- Given information
- - -

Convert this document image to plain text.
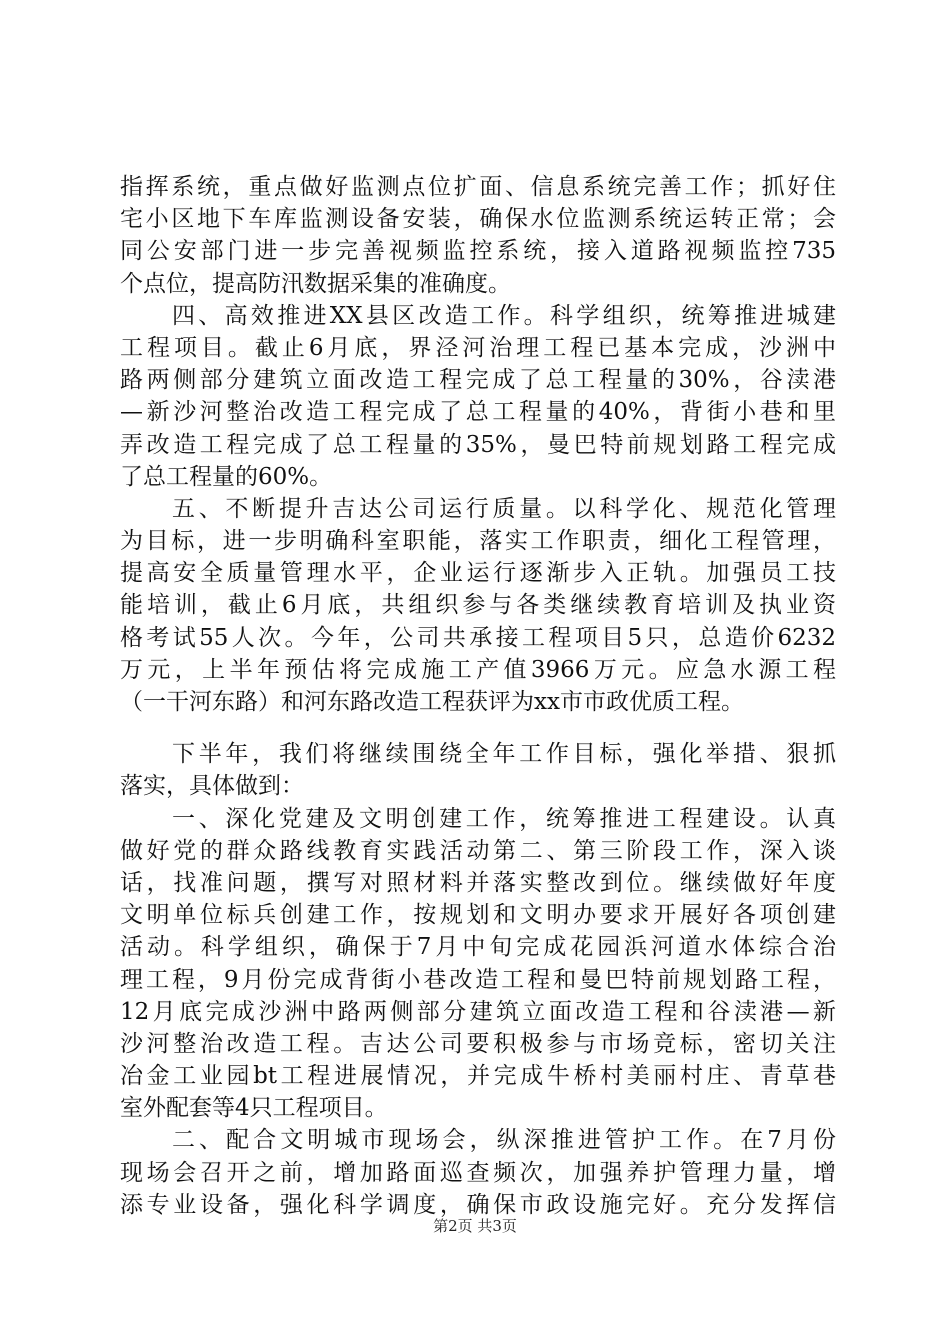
指挥系统，重点做好监测点位扩面、信息系统完善工作；抓好住
宅小区地下车库监测设备安装，确保水位监测系统运转正常；会
同公安部门进一步完善视频监控系统，接入道路视频监控735
个点位，提高防汛数据采集的准确度。
四、高效推进XX县区改造工作。科学组织，统筹推进城建
工程项目。截止6月底，界泾河治理工程已基本完成，沙洲中
路两侧部分建筑立面改造工程完成了总工程量的30%，谷渎港
—新沙河整治改造工程完成了总工程量的40%，背街小巷和里
弄改造工程完成了总工程量的35%，曼巴特前规划路工程完成
了总工程量的60%。
五、不断提升吉达公司运行质量。以科学化、规范化管理
为目标，进一步明确科室职能，落实工作职责，细化工程管理，
提高安全质量管理水平，企业运行逐渐步入正轨。加强员工技
能培训，截止6月底，共组织参与各类继续教育培训及执业资
格考试55人次。今年，公司共承接工程项目5只，总造价6232
万元，上半年预估将完成施工产值3966万元。应急水源工程
（一干河东路）和河东路改造工程获评为xx市市政优质工程。
下半年，我们将继续围绕全年工作目标，强化举措、狠抓
落实，具体做到：
一、深化党建及文明创建工作，统筹推进工程建设。认真
做好党的群众路线教育实践活动第二、第三阶段工作，深入谈
话，找准问题，撰写对照材料并落实整改到位。继续做好年度
文明单位标兵创建工作，按规划和文明办要求开展好各项创建
活动。科学组织，确保于7月中旬完成花园浜河道水体综合治
理工程，9月份完成背街小巷改造工程和曼巴特前规划路工程，
12月底完成沙洲中路两侧部分建筑立面改造工程和谷渎港—新
沙河整治改造工程。吉达公司要积极参与市场竞标，密切关注
冶金工业园bt工程进展情况，并完成牛桥村美丽村庄、青草巷
室外配套等4只工程项目。
二、配合文明城市现场会，纵深推进管护工作。在7月份
现场会召开之前，增加路面巡查频次，加强养护管理力量，增
添专业设备，强化科学调度，确保市政设施完好。充分发挥信
第2页 共3页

- - -

- Task to complete
Reproduce the full listing above verbatim, with no pictures included.

- Answer for the task
Convert this document image to plain text.
指挥系统，重点做好监测点位扩面、信息系统完善工作；抓好住
宅小区地下车库监测设备安装，确保水位监测系统运转正常；会
同公安部门进一步完善视频监控系统，接入道路视频监控735
个点位，提高防汛数据采集的准确度。
四、高效推进XX县区改造工作。科学组织，统筹推进城建
工程项目。截止6月底，界泾河治理工程已基本完成，沙洲中
路两侧部分建筑立面改造工程完成了总工程量的30%，谷渎港
—新沙河整治改造工程完成了总工程量的40%，背街小巷和里
弄改造工程完成了总工程量的35%，曼巴特前规划路工程完成
了总工程量的60%。
五、不断提升吉达公司运行质量。以科学化、规范化管理
为目标，进一步明确科室职能，落实工作职责，细化工程管理，
提高安全质量管理水平，企业运行逐渐步入正轨。加强员工技
能培训，截止6月底，共组织参与各类继续教育培训及执业资
格考试55人次。今年，公司共承接工程项目5只，总造价6232
万元，上半年预估将完成施工产值3966万元。应急水源工程
（一干河东路）和河东路改造工程获评为xx市市政优质工程。
下半年，我们将继续围绕全年工作目标，强化举措、狠抓
落实，具体做到：
一、深化党建及文明创建工作，统筹推进工程建设。认真
做好党的群众路线教育实践活动第二、第三阶段工作，深入谈
话，找准问题，撰写对照材料并落实整改到位。继续做好年度
文明单位标兵创建工作，按规划和文明办要求开展好各项创建
活动。科学组织，确保于7月中旬完成花园浜河道水体综合治
理工程，9月份完成背街小巷改造工程和曼巴特前规划路工程，
12月底完成沙洲中路两侧部分建筑立面改造工程和谷渎港—新
沙河整治改造工程。吉达公司要积极参与市场竞标，密切关注
冶金工业园bt工程进展情况，并完成牛桥村美丽村庄、青草巷
室外配套等4只工程项目。
二、配合文明城市现场会，纵深推进管护工作。在7月份
现场会召开之前，增加路面巡查频次，加强养护管理力量，增
添专业设备，强化科学调度，确保市政设施完好。充分发挥信
第2页 共3页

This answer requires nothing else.